**Set problem**
Retype all the entries word for word, but omit the pictures.

Records contained in a dataset
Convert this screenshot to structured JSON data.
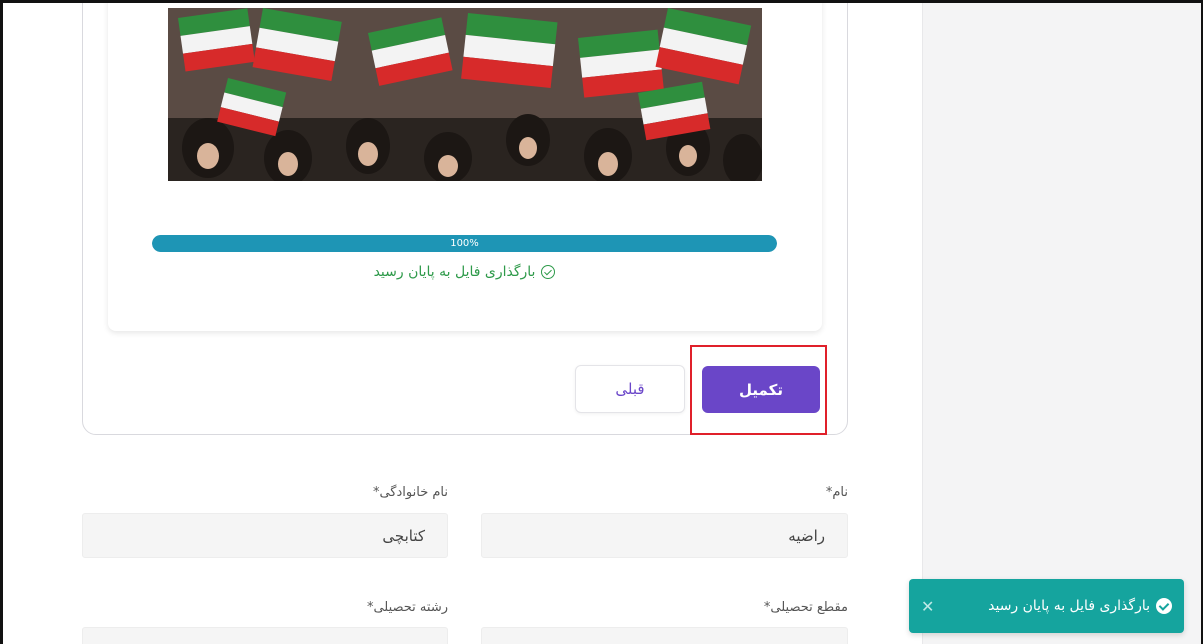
{
  "upload": {
    "progress_percent": 100,
    "progress_label": "100%",
    "status_text": "بارگذاری فایل به پایان رسید",
    "status_icon": "check-circle-icon",
    "status_color": "#2e9a4a",
    "progress_color": "#1e95b5"
  },
  "actions": {
    "prev_label": "قبلی",
    "finish_label": "تکمیل",
    "finish_color": "#6a46c8"
  },
  "form": {
    "first_name": {
      "label": "نام*",
      "value": "راضیه"
    },
    "last_name": {
      "label": "نام خانوادگی*",
      "value": "کتابچی"
    },
    "education_level": {
      "label": "مقطع تحصیلی*"
    },
    "field_of_study": {
      "label": "رشته تحصیلی*"
    }
  },
  "toast": {
    "text": "بارگذاری فایل به پایان رسید",
    "icon": "check-circle-icon",
    "close_icon": "close-icon",
    "color": "#15a49e"
  }
}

**Answer to this problem**
Convert this screenshot to structured JSON data.
{
  "upload": {
    "progress_percent": 100,
    "progress_label": "100%",
    "status_text": "بارگذاری فایل به پایان رسید",
    "status_icon": "check-circle-icon",
    "status_color": "#2e9a4a",
    "progress_color": "#1e95b5"
  },
  "actions": {
    "prev_label": "قبلی",
    "finish_label": "تکمیل",
    "finish_color": "#6a46c8"
  },
  "form": {
    "first_name": {
      "label": "نام*",
      "value": "راضیه"
    },
    "last_name": {
      "label": "نام خانوادگی*",
      "value": "کتابچی"
    },
    "education_level": {
      "label": "مقطع تحصیلی*"
    },
    "field_of_study": {
      "label": "رشته تحصیلی*"
    }
  },
  "toast": {
    "text": "بارگذاری فایل به پایان رسید",
    "icon": "check-circle-icon",
    "close_icon": "close-icon",
    "color": "#15a49e"
  }
}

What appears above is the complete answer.